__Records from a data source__

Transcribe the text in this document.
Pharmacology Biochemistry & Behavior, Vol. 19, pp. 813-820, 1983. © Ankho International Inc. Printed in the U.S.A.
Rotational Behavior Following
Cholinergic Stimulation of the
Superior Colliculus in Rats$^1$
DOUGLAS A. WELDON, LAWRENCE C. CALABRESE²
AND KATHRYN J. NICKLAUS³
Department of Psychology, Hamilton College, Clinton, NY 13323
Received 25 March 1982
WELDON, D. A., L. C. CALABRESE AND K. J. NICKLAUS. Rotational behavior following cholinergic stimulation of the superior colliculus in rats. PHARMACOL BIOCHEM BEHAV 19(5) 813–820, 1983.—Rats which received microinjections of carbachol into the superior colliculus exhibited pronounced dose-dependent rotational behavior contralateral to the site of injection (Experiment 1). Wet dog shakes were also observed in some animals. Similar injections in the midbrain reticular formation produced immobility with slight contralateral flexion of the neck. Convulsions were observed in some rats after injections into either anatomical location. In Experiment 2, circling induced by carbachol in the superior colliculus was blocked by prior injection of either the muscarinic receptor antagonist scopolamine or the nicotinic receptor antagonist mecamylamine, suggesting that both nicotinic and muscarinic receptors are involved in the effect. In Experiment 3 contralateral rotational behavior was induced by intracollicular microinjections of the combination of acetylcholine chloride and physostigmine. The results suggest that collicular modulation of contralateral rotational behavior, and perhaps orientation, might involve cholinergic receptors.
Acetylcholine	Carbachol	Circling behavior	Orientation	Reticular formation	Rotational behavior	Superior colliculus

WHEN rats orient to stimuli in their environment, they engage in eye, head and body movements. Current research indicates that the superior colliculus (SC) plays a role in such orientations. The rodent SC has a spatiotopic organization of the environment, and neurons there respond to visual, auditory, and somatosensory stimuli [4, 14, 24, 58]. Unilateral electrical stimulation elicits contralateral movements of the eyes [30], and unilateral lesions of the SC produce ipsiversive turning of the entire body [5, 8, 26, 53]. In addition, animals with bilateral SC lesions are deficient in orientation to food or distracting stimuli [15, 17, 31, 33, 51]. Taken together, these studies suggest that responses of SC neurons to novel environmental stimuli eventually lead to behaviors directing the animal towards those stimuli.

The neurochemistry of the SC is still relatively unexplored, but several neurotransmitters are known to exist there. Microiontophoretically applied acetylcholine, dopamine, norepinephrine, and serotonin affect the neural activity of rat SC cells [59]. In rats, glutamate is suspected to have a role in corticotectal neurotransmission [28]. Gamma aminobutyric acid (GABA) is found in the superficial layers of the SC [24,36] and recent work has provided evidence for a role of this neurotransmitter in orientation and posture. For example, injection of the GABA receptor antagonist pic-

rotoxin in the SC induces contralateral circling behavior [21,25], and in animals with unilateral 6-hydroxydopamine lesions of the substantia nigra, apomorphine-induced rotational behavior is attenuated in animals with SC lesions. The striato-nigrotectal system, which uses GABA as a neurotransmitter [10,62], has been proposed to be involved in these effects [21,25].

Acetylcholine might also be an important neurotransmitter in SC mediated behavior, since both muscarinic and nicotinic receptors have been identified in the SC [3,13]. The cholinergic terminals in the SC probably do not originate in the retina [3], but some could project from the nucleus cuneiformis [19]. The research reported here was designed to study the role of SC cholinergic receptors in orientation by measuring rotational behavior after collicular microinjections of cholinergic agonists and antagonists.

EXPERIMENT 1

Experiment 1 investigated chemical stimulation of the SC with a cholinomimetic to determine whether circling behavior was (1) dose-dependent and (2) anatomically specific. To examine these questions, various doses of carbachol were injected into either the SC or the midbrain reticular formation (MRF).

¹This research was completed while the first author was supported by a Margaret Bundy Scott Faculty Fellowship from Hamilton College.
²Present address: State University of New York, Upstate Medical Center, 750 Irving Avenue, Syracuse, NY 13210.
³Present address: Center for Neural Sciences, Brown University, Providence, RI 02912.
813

__WHAT THIS TASK INVOLVES__
Quote the data in full, keeping each word unchanged.

__FINISHED EXERCISE__
Transcribe the text in this document.
Pharmacology Biochemistry & Behavior, Vol. 19, pp. 813-820, 1983. © Ankho International Inc. Printed in the U.S.A.
Rotational Behavior Following
Cholinergic Stimulation of the
Superior Colliculus in Rats$^1$
DOUGLAS A. WELDON, LAWRENCE C. CALABRESE²
AND KATHRYN J. NICKLAUS³
Department of Psychology, Hamilton College, Clinton, NY 13323
Received 25 March 1982
WELDON, D. A., L. C. CALABRESE AND K. J. NICKLAUS. Rotational behavior following cholinergic stimulation of the superior colliculus in rats. PHARMACOL BIOCHEM BEHAV 19(5) 813–820, 1983.—Rats which received microinjections of carbachol into the superior colliculus exhibited pronounced dose-dependent rotational behavior contralateral to the site of injection (Experiment 1). Wet dog shakes were also observed in some animals. Similar injections in the midbrain reticular formation produced immobility with slight contralateral flexion of the neck. Convulsions were observed in some rats after injections into either anatomical location. In Experiment 2, circling induced by carbachol in the superior colliculus was blocked by prior injection of either the muscarinic receptor antagonist scopolamine or the nicotinic receptor antagonist mecamylamine, suggesting that both nicotinic and muscarinic receptors are involved in the effect. In Experiment 3 contralateral rotational behavior was induced by intracollicular microinjections of the combination of acetylcholine chloride and physostigmine. The results suggest that collicular modulation of contralateral rotational behavior, and perhaps orientation, might involve cholinergic receptors.
Acetylcholine	Carbachol	Circling behavior	Orientation	Reticular formation	Rotational behavior	Superior colliculus

WHEN rats orient to stimuli in their environment, they engage in eye, head and body movements. Current research indicates that the superior colliculus (SC) plays a role in such orientations. The rodent SC has a spatiotopic organization of the environment, and neurons there respond to visual, auditory, and somatosensory stimuli [4, 14, 24, 58]. Unilateral electrical stimulation elicits contralateral movements of the eyes [30], and unilateral lesions of the SC produce ipsiversive turning of the entire body [5, 8, 26, 53]. In addition, animals with bilateral SC lesions are deficient in orientation to food or distracting stimuli [15, 17, 31, 33, 51]. Taken together, these studies suggest that responses of SC neurons to novel environmental stimuli eventually lead to behaviors directing the animal towards those stimuli.

The neurochemistry of the SC is still relatively unexplored, but several neurotransmitters are known to exist there. Microiontophoretically applied acetylcholine, dopamine, norepinephrine, and serotonin affect the neural activity of rat SC cells [59]. In rats, glutamate is suspected to have a role in corticotectal neurotransmission [28]. Gamma aminobutyric acid (GABA) is found in the superficial layers of the SC [24,36] and recent work has provided evidence for a role of this neurotransmitter in orientation and posture. For example, injection of the GABA receptor antagonist pic-

rotoxin in the SC induces contralateral circling behavior [21,25], and in animals with unilateral 6-hydroxydopamine lesions of the substantia nigra, apomorphine-induced rotational behavior is attenuated in animals with SC lesions. The striato-nigrotectal system, which uses GABA as a neurotransmitter [10,62], has been proposed to be involved in these effects [21,25].

Acetylcholine might also be an important neurotransmitter in SC mediated behavior, since both muscarinic and nicotinic receptors have been identified in the SC [3,13]. The cholinergic terminals in the SC probably do not originate in the retina [3], but some could project from the nucleus cuneiformis [19]. The research reported here was designed to study the role of SC cholinergic receptors in orientation by measuring rotational behavior after collicular microinjections of cholinergic agonists and antagonists.

EXPERIMENT 1

Experiment 1 investigated chemical stimulation of the SC with a cholinomimetic to determine whether circling behavior was (1) dose-dependent and (2) anatomically specific. To examine these questions, various doses of carbachol were injected into either the SC or the midbrain reticular formation (MRF).

¹This research was completed while the first author was supported by a Margaret Bundy Scott Faculty Fellowship from Hamilton College.
²Present address: State University of New York, Upstate Medical Center, 750 Irving Avenue, Syracuse, NY 13210.
³Present address: Center for Neural Sciences, Brown University, Providence, RI 02912.
813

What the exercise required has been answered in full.